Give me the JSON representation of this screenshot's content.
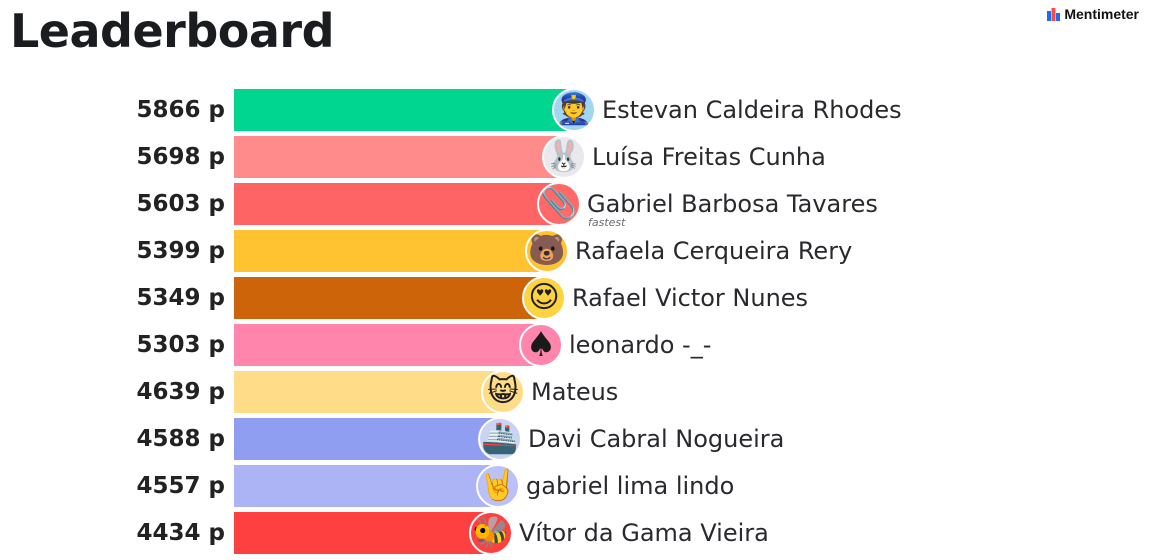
{
  "header": {
    "title": "Leaderboard"
  },
  "brand": {
    "name": "Mentimeter",
    "logo_icon": "mentimeter-logo-icon",
    "logo_colors": [
      "#196cff",
      "#ff4a4a"
    ]
  },
  "points_suffix": " p",
  "badge": {
    "fastest_label": "fastest"
  },
  "max_points": 5866,
  "players": [
    {
      "points": "5866",
      "name": "Estevan Caldeira Rhodes",
      "avatar": "👮",
      "avatar_icon": "police-officer-icon",
      "avatar_bg": "#9fd7f2",
      "bar_color": "#00d68f"
    },
    {
      "points": "5698",
      "name": "Luísa Freitas Cunha",
      "avatar": "🐰",
      "avatar_icon": "rabbit-icon",
      "avatar_bg": "#e8e8ee",
      "bar_color": "#ff8c8a"
    },
    {
      "points": "5603",
      "name": "Gabriel Barbosa Tavares",
      "avatar": "📎",
      "avatar_icon": "paperclip-icon",
      "avatar_bg": "#ff6a68",
      "bar_color": "#ff6464",
      "fastest": true
    },
    {
      "points": "5399",
      "name": "Rafaela Cerqueira Rery",
      "avatar": "🐻",
      "avatar_icon": "bear-icon",
      "avatar_bg": "#ffc332",
      "bar_color": "#ffc332"
    },
    {
      "points": "5349",
      "name": "Rafael Victor Nunes",
      "avatar": "😍",
      "avatar_icon": "heart-eyes-icon",
      "avatar_bg": "#ffd23f",
      "bar_color": "#cd640a"
    },
    {
      "points": "5303",
      "name": "leonardo -_-",
      "avatar": "♠",
      "avatar_icon": "spade-icon",
      "avatar_bg": "#ff85ac",
      "bar_color": "#ff85ac"
    },
    {
      "points": "4639",
      "name": "Mateus",
      "avatar": "😸",
      "avatar_icon": "grinning-cat-icon",
      "avatar_bg": "#ffdd88",
      "bar_color": "#ffdd88"
    },
    {
      "points": "4588",
      "name": "Davi Cabral Nogueira",
      "avatar": "🚢",
      "avatar_icon": "ship-icon",
      "avatar_bg": "#c9d3f2",
      "bar_color": "#8f9ef0"
    },
    {
      "points": "4557",
      "name": "gabriel lima lindo",
      "avatar": "🤘",
      "avatar_icon": "rock-on-hand-icon",
      "avatar_bg": "#b9c1f6",
      "bar_color": "#adb4f6"
    },
    {
      "points": "4434",
      "name": "Vítor da Gama Vieira",
      "avatar": "🐝",
      "avatar_icon": "bee-icon",
      "avatar_bg": "#ff4040",
      "bar_color": "#ff4040"
    }
  ]
}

Written exercise ::
What is needed is an exact reproduction of the data, pictures excluded.

Exercise answer ::
Give me the JSON representation of this screenshot's content.
{
  "header": {
    "title": "Leaderboard"
  },
  "brand": {
    "name": "Mentimeter",
    "logo_icon": "mentimeter-logo-icon",
    "logo_colors": [
      "#196cff",
      "#ff4a4a"
    ]
  },
  "points_suffix": " p",
  "badge": {
    "fastest_label": "fastest"
  },
  "max_points": 5866,
  "players": [
    {
      "points": "5866",
      "name": "Estevan Caldeira Rhodes",
      "avatar": "👮",
      "avatar_icon": "police-officer-icon",
      "avatar_bg": "#9fd7f2",
      "bar_color": "#00d68f"
    },
    {
      "points": "5698",
      "name": "Luísa Freitas Cunha",
      "avatar": "🐰",
      "avatar_icon": "rabbit-icon",
      "avatar_bg": "#e8e8ee",
      "bar_color": "#ff8c8a"
    },
    {
      "points": "5603",
      "name": "Gabriel Barbosa Tavares",
      "avatar": "📎",
      "avatar_icon": "paperclip-icon",
      "avatar_bg": "#ff6a68",
      "bar_color": "#ff6464",
      "fastest": true
    },
    {
      "points": "5399",
      "name": "Rafaela Cerqueira Rery",
      "avatar": "🐻",
      "avatar_icon": "bear-icon",
      "avatar_bg": "#ffc332",
      "bar_color": "#ffc332"
    },
    {
      "points": "5349",
      "name": "Rafael Victor Nunes",
      "avatar": "😍",
      "avatar_icon": "heart-eyes-icon",
      "avatar_bg": "#ffd23f",
      "bar_color": "#cd640a"
    },
    {
      "points": "5303",
      "name": "leonardo -_-",
      "avatar": "♠",
      "avatar_icon": "spade-icon",
      "avatar_bg": "#ff85ac",
      "bar_color": "#ff85ac"
    },
    {
      "points": "4639",
      "name": "Mateus",
      "avatar": "😸",
      "avatar_icon": "grinning-cat-icon",
      "avatar_bg": "#ffdd88",
      "bar_color": "#ffdd88"
    },
    {
      "points": "4588",
      "name": "Davi Cabral Nogueira",
      "avatar": "🚢",
      "avatar_icon": "ship-icon",
      "avatar_bg": "#c9d3f2",
      "bar_color": "#8f9ef0"
    },
    {
      "points": "4557",
      "name": "gabriel lima lindo",
      "avatar": "🤘",
      "avatar_icon": "rock-on-hand-icon",
      "avatar_bg": "#b9c1f6",
      "bar_color": "#adb4f6"
    },
    {
      "points": "4434",
      "name": "Vítor da Gama Vieira",
      "avatar": "🐝",
      "avatar_icon": "bee-icon",
      "avatar_bg": "#ff4040",
      "bar_color": "#ff4040"
    }
  ]
}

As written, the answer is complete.